Gather, from the listing beneath this task, every line holding the string "left".

Structured figure records
-------------------------

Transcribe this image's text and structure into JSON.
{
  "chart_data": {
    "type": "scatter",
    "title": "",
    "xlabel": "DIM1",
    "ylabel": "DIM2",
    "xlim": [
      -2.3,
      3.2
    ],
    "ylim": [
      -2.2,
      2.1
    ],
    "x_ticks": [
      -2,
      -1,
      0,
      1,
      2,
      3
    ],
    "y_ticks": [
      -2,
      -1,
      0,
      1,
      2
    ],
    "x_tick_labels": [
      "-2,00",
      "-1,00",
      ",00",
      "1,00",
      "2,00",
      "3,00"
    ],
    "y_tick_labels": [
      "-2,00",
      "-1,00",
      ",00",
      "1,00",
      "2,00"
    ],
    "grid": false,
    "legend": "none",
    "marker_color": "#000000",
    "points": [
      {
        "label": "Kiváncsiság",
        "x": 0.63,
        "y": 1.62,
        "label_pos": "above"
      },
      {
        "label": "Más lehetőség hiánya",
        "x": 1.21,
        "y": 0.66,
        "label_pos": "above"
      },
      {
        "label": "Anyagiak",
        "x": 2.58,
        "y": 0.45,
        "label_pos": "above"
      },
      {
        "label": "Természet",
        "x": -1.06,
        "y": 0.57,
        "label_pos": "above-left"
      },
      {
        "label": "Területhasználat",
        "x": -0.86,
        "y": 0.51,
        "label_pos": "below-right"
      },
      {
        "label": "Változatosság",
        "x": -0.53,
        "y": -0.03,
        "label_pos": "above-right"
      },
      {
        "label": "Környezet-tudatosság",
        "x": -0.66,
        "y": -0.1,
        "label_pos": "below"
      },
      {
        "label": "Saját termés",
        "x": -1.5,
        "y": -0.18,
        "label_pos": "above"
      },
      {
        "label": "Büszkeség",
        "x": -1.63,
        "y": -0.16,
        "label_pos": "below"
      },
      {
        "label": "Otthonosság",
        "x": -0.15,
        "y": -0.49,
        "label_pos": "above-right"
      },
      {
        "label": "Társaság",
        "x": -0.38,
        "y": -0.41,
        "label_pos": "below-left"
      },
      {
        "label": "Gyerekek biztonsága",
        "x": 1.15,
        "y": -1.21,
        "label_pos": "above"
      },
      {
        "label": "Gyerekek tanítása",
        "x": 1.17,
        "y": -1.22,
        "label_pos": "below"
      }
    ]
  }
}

-------------------------

-- Task result --
        "label_pos": "above-left"
        "label_pos": "below-left"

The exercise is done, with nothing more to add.